═══ RECORD LIST ═══

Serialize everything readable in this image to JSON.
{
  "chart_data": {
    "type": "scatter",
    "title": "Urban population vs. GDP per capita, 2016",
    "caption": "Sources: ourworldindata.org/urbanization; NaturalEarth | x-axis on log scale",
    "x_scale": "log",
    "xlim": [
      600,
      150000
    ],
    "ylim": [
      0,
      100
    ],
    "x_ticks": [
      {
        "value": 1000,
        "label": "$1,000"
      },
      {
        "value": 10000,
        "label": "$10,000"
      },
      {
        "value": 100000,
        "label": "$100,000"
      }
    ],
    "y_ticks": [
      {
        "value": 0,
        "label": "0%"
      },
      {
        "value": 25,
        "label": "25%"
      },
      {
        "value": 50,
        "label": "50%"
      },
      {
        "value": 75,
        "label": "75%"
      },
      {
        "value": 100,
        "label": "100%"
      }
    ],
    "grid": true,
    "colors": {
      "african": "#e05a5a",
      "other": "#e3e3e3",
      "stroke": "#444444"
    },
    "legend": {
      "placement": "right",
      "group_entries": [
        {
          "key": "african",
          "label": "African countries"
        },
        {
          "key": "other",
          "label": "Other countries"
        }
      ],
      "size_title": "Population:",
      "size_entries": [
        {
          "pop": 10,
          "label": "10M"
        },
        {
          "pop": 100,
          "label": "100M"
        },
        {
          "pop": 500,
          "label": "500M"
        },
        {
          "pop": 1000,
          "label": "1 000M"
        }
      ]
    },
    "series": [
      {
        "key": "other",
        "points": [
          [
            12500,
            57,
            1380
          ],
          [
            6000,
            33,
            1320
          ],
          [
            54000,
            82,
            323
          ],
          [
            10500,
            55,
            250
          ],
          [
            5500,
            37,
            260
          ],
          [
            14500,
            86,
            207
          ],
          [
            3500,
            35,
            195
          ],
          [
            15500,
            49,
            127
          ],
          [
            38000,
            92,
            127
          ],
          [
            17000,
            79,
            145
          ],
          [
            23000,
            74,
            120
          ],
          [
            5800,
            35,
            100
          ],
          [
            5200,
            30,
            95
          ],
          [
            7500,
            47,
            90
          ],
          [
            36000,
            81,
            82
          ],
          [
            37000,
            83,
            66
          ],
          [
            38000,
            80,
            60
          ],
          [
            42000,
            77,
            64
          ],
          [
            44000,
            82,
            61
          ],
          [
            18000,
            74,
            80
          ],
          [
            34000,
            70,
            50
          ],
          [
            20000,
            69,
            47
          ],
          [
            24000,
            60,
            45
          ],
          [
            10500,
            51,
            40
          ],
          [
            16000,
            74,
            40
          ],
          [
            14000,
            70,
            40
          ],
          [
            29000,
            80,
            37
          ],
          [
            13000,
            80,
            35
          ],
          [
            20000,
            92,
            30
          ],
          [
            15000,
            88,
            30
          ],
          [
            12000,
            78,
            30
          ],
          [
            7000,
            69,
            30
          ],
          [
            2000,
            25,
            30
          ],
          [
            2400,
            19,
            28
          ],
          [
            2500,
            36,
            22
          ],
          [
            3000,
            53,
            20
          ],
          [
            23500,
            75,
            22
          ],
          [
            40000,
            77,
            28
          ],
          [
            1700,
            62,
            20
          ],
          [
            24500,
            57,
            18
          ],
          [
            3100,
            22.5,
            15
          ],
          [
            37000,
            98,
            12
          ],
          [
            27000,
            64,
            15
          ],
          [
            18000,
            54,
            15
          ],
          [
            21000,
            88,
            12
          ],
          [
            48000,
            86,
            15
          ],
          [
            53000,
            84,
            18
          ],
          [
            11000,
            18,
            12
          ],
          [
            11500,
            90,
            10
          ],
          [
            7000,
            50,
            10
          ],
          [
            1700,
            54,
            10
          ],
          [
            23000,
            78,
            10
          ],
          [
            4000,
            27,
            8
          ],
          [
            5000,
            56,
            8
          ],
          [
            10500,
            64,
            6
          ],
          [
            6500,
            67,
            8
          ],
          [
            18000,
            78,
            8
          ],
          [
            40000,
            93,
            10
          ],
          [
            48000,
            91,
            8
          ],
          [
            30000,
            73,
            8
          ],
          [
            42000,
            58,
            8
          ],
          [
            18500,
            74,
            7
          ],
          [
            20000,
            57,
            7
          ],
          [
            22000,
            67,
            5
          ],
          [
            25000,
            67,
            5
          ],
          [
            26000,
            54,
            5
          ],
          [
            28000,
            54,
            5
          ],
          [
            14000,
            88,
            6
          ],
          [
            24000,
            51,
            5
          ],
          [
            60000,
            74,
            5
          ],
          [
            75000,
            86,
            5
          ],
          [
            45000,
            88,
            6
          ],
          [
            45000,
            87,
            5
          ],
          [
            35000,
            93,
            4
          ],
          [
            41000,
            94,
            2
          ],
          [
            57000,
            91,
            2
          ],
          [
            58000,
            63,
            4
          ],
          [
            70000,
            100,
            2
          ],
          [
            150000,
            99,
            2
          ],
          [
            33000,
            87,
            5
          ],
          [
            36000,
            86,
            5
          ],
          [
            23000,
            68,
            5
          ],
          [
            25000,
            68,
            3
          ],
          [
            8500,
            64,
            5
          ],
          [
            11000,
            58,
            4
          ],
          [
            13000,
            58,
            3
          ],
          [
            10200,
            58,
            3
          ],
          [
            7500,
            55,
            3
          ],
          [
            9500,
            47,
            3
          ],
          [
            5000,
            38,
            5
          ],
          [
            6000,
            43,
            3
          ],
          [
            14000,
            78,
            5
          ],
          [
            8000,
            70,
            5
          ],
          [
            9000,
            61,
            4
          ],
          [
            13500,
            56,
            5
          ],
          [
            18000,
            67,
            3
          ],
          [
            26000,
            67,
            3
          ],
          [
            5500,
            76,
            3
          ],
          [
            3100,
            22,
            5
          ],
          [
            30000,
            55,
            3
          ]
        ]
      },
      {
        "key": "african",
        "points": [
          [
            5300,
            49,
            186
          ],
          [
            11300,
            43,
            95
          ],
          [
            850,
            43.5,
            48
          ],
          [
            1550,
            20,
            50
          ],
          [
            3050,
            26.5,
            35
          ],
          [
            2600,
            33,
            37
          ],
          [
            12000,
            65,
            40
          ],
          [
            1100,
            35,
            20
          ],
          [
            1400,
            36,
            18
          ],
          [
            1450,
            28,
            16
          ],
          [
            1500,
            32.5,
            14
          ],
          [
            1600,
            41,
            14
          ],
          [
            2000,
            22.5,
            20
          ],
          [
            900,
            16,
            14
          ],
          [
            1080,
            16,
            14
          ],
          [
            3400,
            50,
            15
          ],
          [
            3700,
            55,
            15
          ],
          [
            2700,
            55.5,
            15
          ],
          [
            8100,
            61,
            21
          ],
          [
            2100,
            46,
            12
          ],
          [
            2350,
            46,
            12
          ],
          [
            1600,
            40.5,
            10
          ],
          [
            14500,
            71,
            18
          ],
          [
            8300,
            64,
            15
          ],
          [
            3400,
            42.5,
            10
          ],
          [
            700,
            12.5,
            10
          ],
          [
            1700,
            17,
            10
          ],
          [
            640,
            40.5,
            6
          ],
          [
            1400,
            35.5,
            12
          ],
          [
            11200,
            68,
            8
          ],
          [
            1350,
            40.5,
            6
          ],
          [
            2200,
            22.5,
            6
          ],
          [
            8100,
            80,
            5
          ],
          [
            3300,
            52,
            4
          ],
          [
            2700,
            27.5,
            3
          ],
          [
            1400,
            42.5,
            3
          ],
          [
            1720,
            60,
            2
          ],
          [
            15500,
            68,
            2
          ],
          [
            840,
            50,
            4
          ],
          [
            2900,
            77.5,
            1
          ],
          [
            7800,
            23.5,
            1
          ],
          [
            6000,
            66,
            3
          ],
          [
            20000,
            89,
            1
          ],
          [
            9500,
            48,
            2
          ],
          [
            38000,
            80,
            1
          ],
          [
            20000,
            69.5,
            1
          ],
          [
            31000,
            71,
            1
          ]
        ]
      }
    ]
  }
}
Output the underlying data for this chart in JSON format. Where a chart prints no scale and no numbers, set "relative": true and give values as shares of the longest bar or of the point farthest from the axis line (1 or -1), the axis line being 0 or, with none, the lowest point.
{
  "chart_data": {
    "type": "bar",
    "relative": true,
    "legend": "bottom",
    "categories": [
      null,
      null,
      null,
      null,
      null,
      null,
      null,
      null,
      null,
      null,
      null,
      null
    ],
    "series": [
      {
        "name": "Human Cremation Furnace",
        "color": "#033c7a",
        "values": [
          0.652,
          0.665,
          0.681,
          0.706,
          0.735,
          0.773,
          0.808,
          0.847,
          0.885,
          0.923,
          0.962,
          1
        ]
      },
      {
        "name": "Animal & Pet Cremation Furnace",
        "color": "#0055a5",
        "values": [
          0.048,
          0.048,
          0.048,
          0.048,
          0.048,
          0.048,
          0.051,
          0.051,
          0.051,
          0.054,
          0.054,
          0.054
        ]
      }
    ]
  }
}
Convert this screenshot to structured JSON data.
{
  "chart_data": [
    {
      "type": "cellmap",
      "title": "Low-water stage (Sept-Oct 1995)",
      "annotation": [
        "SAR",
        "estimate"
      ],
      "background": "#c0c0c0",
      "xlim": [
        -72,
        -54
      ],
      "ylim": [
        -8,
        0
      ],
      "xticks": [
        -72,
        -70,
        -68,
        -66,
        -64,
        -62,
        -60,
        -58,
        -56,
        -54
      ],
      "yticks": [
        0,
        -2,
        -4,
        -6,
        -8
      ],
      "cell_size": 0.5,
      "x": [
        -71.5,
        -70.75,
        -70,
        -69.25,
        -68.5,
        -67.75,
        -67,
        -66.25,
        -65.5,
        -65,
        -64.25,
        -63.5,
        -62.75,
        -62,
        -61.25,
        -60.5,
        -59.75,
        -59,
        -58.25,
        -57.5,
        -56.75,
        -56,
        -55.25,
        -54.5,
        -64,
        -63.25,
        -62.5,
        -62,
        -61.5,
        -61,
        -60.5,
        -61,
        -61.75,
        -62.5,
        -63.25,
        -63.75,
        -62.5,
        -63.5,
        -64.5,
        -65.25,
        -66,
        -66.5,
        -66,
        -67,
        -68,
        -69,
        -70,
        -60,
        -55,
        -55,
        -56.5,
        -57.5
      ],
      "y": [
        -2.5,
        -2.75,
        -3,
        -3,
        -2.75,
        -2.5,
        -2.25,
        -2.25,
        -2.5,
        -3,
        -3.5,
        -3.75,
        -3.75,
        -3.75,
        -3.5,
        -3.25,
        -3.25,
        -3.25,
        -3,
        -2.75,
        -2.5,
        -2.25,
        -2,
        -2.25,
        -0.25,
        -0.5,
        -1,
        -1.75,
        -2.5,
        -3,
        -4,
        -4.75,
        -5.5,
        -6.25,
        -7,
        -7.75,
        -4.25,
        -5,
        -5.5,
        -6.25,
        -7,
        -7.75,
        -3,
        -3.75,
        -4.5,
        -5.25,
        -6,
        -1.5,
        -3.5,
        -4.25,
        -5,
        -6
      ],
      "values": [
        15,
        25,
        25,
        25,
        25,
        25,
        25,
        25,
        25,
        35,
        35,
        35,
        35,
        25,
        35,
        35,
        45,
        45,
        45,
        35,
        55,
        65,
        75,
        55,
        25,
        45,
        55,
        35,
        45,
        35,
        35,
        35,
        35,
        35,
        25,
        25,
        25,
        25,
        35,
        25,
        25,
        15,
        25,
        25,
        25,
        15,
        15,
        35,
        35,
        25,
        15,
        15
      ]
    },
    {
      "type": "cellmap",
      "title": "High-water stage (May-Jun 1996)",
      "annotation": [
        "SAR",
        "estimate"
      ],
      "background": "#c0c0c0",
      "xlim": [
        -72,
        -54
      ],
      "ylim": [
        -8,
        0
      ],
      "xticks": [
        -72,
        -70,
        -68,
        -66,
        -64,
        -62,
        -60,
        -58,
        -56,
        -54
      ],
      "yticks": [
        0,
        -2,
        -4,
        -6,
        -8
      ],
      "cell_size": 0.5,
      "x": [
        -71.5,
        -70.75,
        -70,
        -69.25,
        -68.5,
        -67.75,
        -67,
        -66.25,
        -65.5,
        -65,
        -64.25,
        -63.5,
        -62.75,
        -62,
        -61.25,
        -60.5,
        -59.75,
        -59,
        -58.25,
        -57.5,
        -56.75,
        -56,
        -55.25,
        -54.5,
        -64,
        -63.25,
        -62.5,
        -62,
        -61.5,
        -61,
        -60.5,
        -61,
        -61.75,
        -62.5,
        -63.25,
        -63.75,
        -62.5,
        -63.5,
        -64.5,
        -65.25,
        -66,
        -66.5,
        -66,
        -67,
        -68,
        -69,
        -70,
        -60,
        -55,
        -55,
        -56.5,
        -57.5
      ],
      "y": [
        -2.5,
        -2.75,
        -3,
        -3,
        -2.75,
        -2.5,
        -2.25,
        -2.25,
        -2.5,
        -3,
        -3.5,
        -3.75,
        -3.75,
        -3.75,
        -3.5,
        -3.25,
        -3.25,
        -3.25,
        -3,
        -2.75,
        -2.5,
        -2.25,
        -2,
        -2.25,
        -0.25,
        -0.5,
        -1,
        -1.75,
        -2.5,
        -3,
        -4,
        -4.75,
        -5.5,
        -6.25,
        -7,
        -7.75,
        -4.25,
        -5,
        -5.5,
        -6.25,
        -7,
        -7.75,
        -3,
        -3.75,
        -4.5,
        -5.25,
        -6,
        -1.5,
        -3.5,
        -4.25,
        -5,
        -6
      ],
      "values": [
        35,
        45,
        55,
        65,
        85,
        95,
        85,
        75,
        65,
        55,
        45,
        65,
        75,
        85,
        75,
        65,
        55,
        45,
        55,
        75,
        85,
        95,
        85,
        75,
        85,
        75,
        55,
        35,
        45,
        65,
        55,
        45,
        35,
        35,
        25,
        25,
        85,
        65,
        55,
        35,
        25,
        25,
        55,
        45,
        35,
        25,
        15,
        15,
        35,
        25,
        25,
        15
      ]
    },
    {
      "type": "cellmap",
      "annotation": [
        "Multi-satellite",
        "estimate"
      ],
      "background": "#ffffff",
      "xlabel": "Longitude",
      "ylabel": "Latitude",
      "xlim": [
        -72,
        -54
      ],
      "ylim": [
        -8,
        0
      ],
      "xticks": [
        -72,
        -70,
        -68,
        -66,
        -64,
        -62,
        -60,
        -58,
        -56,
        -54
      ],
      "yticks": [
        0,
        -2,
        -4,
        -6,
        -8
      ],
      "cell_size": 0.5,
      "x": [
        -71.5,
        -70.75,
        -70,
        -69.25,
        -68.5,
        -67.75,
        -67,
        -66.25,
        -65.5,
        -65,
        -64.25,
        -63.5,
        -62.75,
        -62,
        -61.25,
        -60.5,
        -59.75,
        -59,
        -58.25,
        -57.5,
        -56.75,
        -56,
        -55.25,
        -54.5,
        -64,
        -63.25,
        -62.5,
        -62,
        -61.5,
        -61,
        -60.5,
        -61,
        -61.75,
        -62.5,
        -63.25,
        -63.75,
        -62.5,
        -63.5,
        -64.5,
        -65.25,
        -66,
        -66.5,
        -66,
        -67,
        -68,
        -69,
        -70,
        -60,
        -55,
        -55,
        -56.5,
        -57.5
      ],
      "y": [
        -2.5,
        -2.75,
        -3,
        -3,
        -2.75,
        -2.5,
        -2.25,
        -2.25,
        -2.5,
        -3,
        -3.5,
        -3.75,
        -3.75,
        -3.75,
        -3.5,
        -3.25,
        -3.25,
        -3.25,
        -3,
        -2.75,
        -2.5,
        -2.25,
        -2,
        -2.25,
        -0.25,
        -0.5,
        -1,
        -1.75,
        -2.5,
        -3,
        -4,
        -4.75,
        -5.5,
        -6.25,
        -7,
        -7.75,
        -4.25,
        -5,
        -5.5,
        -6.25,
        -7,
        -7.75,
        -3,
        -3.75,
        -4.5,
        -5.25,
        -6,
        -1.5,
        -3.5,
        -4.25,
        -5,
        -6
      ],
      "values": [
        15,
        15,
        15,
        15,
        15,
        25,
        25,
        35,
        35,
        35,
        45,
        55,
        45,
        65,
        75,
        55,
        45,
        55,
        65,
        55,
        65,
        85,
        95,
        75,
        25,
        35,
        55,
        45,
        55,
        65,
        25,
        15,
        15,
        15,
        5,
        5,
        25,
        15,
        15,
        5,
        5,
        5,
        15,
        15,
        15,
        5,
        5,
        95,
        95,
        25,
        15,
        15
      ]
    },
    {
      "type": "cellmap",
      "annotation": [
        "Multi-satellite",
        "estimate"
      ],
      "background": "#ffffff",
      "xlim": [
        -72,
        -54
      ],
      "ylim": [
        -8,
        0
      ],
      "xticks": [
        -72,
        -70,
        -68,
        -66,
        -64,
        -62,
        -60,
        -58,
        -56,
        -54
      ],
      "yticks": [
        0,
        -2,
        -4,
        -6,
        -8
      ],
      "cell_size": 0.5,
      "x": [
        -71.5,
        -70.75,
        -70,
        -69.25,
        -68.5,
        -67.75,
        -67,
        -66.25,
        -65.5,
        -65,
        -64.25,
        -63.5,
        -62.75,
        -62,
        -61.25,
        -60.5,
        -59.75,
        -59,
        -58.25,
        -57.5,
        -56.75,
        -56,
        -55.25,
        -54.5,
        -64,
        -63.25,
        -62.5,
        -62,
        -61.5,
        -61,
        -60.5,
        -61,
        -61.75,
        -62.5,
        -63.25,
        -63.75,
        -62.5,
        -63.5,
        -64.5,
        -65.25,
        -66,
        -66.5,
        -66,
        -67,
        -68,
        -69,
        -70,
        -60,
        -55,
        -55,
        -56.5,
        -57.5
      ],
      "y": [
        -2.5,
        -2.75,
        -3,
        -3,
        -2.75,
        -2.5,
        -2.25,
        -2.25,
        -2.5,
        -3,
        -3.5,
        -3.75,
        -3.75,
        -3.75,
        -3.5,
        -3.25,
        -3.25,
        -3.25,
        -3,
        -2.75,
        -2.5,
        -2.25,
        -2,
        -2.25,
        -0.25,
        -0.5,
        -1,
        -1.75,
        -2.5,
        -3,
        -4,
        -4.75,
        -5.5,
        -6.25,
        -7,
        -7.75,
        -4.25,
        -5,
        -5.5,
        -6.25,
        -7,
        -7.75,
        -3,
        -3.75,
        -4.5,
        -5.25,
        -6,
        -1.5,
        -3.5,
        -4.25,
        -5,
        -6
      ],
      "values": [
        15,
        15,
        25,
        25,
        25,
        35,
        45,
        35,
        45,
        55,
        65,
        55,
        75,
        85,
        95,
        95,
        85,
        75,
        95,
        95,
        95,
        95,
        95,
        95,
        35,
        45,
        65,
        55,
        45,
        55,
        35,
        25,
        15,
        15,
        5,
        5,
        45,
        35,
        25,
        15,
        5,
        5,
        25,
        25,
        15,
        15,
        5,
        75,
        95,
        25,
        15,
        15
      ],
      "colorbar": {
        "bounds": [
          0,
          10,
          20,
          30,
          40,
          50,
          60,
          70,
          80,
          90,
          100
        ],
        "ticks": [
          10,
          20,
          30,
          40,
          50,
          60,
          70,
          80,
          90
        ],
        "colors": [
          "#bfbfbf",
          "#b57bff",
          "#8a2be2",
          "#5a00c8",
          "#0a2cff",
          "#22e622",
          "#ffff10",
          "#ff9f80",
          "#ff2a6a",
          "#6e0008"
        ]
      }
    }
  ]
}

═══

- **WHAT IS BEING ASKED**: Every line that holds the word "stage" should be extracted.

- **REPLY**:
      "title": "Low-water stage (Sept-Oct 1995)",
      "title": "High-water stage (May-Jun 1996)",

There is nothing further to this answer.